-------- Data provided --------

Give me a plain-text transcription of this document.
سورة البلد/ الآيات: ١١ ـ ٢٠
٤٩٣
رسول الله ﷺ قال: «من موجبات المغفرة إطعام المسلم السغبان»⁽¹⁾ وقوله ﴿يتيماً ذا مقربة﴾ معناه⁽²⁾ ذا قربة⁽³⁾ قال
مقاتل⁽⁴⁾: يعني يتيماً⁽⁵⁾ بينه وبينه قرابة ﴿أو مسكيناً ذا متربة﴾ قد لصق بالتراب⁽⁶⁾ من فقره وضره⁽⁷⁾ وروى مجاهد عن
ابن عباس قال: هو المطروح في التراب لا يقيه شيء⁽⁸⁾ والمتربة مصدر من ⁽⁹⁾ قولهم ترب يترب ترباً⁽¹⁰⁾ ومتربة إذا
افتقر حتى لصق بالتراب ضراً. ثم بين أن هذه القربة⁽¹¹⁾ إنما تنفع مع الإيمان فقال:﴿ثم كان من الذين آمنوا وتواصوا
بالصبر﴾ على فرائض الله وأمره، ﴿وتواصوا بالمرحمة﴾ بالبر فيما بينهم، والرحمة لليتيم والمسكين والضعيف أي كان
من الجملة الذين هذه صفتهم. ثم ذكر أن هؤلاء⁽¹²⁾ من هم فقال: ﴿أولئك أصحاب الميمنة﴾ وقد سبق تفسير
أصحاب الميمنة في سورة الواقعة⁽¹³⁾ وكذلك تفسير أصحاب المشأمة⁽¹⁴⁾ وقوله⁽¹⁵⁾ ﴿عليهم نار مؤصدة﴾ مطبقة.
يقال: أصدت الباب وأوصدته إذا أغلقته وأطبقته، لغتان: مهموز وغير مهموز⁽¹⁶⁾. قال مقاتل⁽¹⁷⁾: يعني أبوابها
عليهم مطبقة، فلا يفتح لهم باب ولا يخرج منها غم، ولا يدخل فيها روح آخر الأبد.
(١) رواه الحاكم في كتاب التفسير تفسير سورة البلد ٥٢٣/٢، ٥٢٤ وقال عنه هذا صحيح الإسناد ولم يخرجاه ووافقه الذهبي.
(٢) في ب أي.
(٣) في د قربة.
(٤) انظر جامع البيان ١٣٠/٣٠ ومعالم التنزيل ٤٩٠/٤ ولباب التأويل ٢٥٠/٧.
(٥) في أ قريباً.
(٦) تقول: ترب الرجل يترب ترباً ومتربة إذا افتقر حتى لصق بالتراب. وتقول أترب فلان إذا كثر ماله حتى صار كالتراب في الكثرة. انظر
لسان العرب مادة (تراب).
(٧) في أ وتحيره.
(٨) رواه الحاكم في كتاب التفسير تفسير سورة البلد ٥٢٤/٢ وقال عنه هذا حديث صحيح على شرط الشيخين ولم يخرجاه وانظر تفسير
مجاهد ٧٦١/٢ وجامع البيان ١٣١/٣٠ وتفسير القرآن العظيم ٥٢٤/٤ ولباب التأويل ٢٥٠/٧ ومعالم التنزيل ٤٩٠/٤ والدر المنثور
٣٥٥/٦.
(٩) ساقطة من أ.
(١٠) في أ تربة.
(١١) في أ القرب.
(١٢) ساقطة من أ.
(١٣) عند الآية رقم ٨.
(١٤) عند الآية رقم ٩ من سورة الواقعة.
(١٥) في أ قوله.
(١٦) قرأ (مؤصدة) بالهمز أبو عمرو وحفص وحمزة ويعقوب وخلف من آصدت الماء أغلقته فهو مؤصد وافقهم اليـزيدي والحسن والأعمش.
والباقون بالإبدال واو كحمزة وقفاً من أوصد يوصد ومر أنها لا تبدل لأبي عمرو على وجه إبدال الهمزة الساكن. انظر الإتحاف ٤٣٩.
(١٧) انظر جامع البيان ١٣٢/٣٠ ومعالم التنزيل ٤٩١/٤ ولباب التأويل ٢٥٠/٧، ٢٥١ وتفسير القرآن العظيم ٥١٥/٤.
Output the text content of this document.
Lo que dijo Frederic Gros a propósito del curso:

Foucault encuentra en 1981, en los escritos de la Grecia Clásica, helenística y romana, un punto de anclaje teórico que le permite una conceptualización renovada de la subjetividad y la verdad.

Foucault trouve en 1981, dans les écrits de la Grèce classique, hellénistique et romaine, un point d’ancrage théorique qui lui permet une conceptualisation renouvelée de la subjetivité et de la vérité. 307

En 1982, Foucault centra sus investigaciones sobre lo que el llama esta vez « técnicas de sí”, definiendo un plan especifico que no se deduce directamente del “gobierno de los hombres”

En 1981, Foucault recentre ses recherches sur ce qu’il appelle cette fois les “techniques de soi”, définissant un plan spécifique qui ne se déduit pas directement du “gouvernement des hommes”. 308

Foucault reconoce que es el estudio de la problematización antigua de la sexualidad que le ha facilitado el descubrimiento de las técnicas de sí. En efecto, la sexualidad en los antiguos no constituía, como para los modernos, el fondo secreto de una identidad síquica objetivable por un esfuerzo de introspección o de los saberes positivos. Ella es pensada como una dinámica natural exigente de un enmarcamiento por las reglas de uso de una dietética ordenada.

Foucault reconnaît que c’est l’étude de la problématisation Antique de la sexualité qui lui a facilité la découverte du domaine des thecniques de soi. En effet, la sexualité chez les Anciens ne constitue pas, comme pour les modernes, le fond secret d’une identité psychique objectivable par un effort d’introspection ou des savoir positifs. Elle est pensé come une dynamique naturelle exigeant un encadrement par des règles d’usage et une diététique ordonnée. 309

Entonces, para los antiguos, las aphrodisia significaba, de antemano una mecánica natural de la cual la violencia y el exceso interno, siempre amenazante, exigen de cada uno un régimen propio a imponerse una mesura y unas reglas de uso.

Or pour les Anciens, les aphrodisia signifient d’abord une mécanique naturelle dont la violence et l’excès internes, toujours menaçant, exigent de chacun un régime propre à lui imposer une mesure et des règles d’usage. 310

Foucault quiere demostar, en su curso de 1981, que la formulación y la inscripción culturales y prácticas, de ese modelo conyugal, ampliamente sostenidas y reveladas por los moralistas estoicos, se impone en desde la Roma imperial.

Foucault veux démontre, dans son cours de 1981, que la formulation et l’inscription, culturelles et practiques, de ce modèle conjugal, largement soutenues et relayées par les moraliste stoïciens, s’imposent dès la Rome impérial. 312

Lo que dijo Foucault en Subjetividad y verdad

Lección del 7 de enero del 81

--------

Exercise description. Copy out the full set of records precisely, leaving nothing out.

Solution to the exercise.
Give me a plain-text transcription of this document.
سورة البلد/ الآيات: ١١ ـ ٢٠
٤٩٣
رسول الله ﷺ قال: «من موجبات المغفرة إطعام المسلم السغبان»⁽¹⁾ وقوله ﴿يتيماً ذا مقربة﴾ معناه⁽²⁾ ذا قربة⁽³⁾ قال
مقاتل⁽⁴⁾: يعني يتيماً⁽⁵⁾ بينه وبينه قرابة ﴿أو مسكيناً ذا متربة﴾ قد لصق بالتراب⁽⁶⁾ من فقره وضره⁽⁷⁾ وروى مجاهد عن
ابن عباس قال: هو المطروح في التراب لا يقيه شيء⁽⁸⁾ والمتربة مصدر من ⁽⁹⁾ قولهم ترب يترب ترباً⁽¹⁰⁾ ومتربة إذا
افتقر حتى لصق بالتراب ضراً. ثم بين أن هذه القربة⁽¹¹⁾ إنما تنفع مع الإيمان فقال:﴿ثم كان من الذين آمنوا وتواصوا
بالصبر﴾ على فرائض الله وأمره، ﴿وتواصوا بالمرحمة﴾ بالبر فيما بينهم، والرحمة لليتيم والمسكين والضعيف أي كان
من الجملة الذين هذه صفتهم. ثم ذكر أن هؤلاء⁽¹²⁾ من هم فقال: ﴿أولئك أصحاب الميمنة﴾ وقد سبق تفسير
أصحاب الميمنة في سورة الواقعة⁽¹³⁾ وكذلك تفسير أصحاب المشأمة⁽¹⁴⁾ وقوله⁽¹⁵⁾ ﴿عليهم نار مؤصدة﴾ مطبقة.
يقال: أصدت الباب وأوصدته إذا أغلقته وأطبقته، لغتان: مهموز وغير مهموز⁽¹⁶⁾. قال مقاتل⁽¹⁷⁾: يعني أبوابها
عليهم مطبقة، فلا يفتح لهم باب ولا يخرج منها غم، ولا يدخل فيها روح آخر الأبد.
(١) رواه الحاكم في كتاب التفسير تفسير سورة البلد ٥٢٣/٢، ٥٢٤ وقال عنه هذا صحيح الإسناد ولم يخرجاه ووافقه الذهبي.
(٢) في ب أي.
(٣) في د قربة.
(٤) انظر جامع البيان ١٣٠/٣٠ ومعالم التنزيل ٤٩٠/٤ ولباب التأويل ٢٥٠/٧.
(٥) في أ قريباً.
(٦) تقول: ترب الرجل يترب ترباً ومتربة إذا افتقر حتى لصق بالتراب. وتقول أترب فلان إذا كثر ماله حتى صار كالتراب في الكثرة. انظر
لسان العرب مادة (تراب).
(٧) في أ وتحيره.
(٨) رواه الحاكم في كتاب التفسير تفسير سورة البلد ٥٢٤/٢ وقال عنه هذا حديث صحيح على شرط الشيخين ولم يخرجاه وانظر تفسير
مجاهد ٧٦١/٢ وجامع البيان ١٣١/٣٠ وتفسير القرآن العظيم ٥٢٤/٤ ولباب التأويل ٢٥٠/٧ ومعالم التنزيل ٤٩٠/٤ والدر المنثور
٣٥٥/٦.
(٩) ساقطة من أ.
(١٠) في أ تربة.
(١١) في أ القرب.
(١٢) ساقطة من أ.
(١٣) عند الآية رقم ٨.
(١٤) عند الآية رقم ٩ من سورة الواقعة.
(١٥) في أ قوله.
(١٦) قرأ (مؤصدة) بالهمز أبو عمرو وحفص وحمزة ويعقوب وخلف من آصدت الماء أغلقته فهو مؤصد وافقهم اليـزيدي والحسن والأعمش.
والباقون بالإبدال واو كحمزة وقفاً من أوصد يوصد ومر أنها لا تبدل لأبي عمرو على وجه إبدال الهمزة الساكن. انظر الإتحاف ٤٣٩.
(١٧) انظر جامع البيان ١٣٢/٣٠ ومعالم التنزيل ٤٩١/٤ ولباب التأويل ٢٥٠/٧، ٢٥١ وتفسير القرآن العظيم ٥١٥/٤.
Output the text content of this document.
Lo que dijo Frederic Gros a propósito del curso:

Foucault encuentra en 1981, en los escritos de la Grecia Clásica, helenística y romana, un punto de anclaje teórico que le permite una conceptualización renovada de la subjetividad y la verdad.

Foucault trouve en 1981, dans les écrits de la Grèce classique, hellénistique et romaine, un point d’ancrage théorique qui lui permet une conceptualisation renouvelée de la subjetivité et de la vérité. 307

En 1982, Foucault centra sus investigaciones sobre lo que el llama esta vez « técnicas de sí”, definiendo un plan especifico que no se deduce directamente del “gobierno de los hombres”

En 1981, Foucault recentre ses recherches sur ce qu’il appelle cette fois les “techniques de soi”, définissant un plan spécifique qui ne se déduit pas directement du “gouvernement des hommes”. 308

Foucault reconoce que es el estudio de la problematización antigua de la sexualidad que le ha facilitado el descubrimiento de las técnicas de sí. En efecto, la sexualidad en los antiguos no constituía, como para los modernos, el fondo secreto de una identidad síquica objetivable por un esfuerzo de introspección o de los saberes positivos. Ella es pensada como una dinámica natural exigente de un enmarcamiento por las reglas de uso de una dietética ordenada.

Foucault reconnaît que c’est l’étude de la problématisation Antique de la sexualité qui lui a facilité la découverte du domaine des thecniques de soi. En effet, la sexualité chez les Anciens ne constitue pas, comme pour les modernes, le fond secret d’une identité psychique objectivable par un effort d’introspection ou des savoir positifs. Elle est pensé come une dynamique naturelle exigeant un encadrement par des règles d’usage et une diététique ordonnée. 309

Entonces, para los antiguos, las aphrodisia significaba, de antemano una mecánica natural de la cual la violencia y el exceso interno, siempre amenazante, exigen de cada uno un régimen propio a imponerse una mesura y unas reglas de uso.

Or pour les Anciens, les aphrodisia signifient d’abord une mécanique naturelle dont la violence et l’excès internes, toujours menaçant, exigent de chacun un régime propre à lui imposer une mesure et des règles d’usage. 310

Foucault quiere demostar, en su curso de 1981, que la formulación y la inscripción culturales y prácticas, de ese modelo conyugal, ampliamente sostenidas y reveladas por los moralistas estoicos, se impone en desde la Roma imperial.

Foucault veux démontre, dans son cours de 1981, que la formulation et l’inscription, culturelles et practiques, de ce modèle conjugal, largement soutenues et relayées par les moraliste stoïciens, s’imposent dès la Rome impérial. 312

Lo que dijo Foucault en Subjetividad y verdad

Lección del 7 de enero del 81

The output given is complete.